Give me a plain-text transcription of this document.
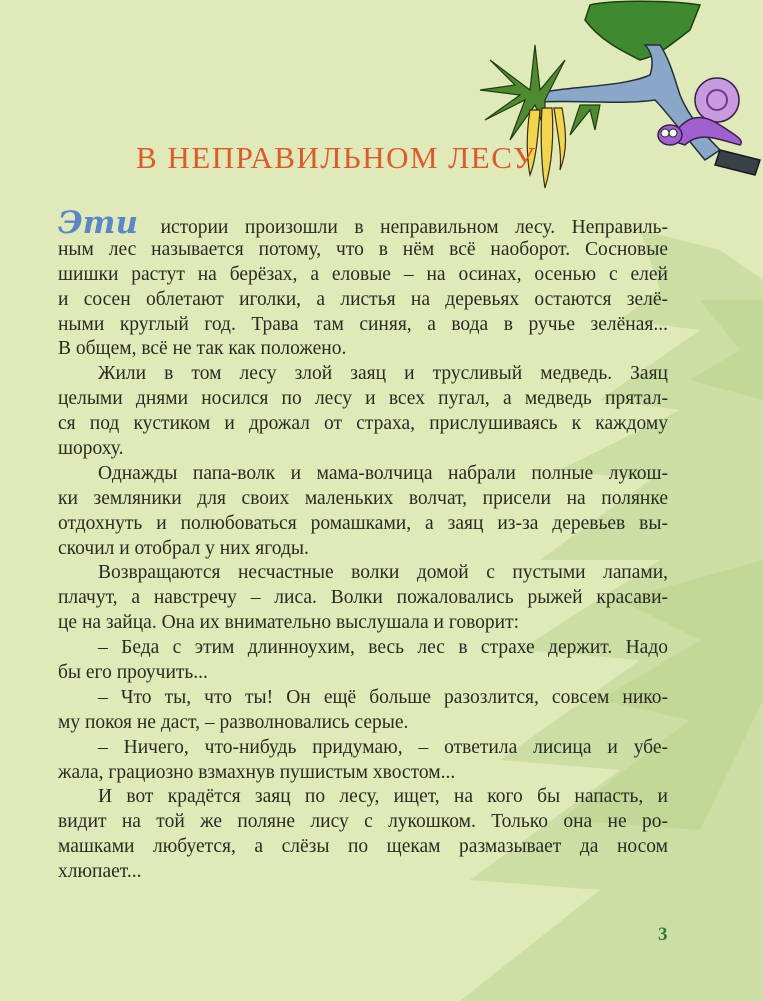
В НЕПРАВИЛЬНОМ ЛЕСУ
Эти истории произошли в неправильном лесу. Неправиль-
ным лес называется потому, что в нём всё наоборот. Сосновые
шишки растут на берёзах, а еловые – на осинах, осенью с елей
и сосен облетают иголки, а листья на деревьях остаются зелё-
ными круглый год. Трава там синяя, а вода в ручье зелёная...
В общем, всё не так как положено.
Жили в том лесу злой заяц и трусливый медведь. Заяц
целыми днями носился по лесу и всех пугал, а медведь прятал-
ся под кустиком и дрожал от страха, прислушиваясь к каждому
шороху.
Однажды папа-волк и мама-волчица набрали полные лукош-
ки земляники для своих маленьких волчат, присели на полянке
отдохнуть и полюбоваться ромашками, а заяц из-за деревьев вы-
скочил и отобрал у них ягоды.
Возвращаются несчастные волки домой с пустыми лапами,
плачут, а навстречу – лиса. Волки пожаловались рыжей красави-
це на зайца. Она их внимательно выслушала и говорит:
– Беда с этим длинноухим, весь лес в страхе держит. Надо
бы его проучить...
– Что ты, что ты! Он ещё больше разозлится, совсем нико-
му покоя не даст, – разволновались серые.
– Ничего, что-нибудь придумаю, – ответила лисица и убе-
жала, грациозно взмахнув пушистым хвостом...
И вот крадётся заяц по лесу, ищет, на кого бы напасть, и
видит на той же поляне лису с лукошком. Только она не ро-
машками любуется, а слёзы по щекам размазывает да носом
хлюпает...
3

• • • •

- [Task to complete]: Identify the lines that hold the word "медведь". Copy every one of them.

- [Task solution]:
Жили в том лесу злой заяц и трусливый медведь. Заяц
целыми днями носился по лесу и всех пугал, а медведь прятал-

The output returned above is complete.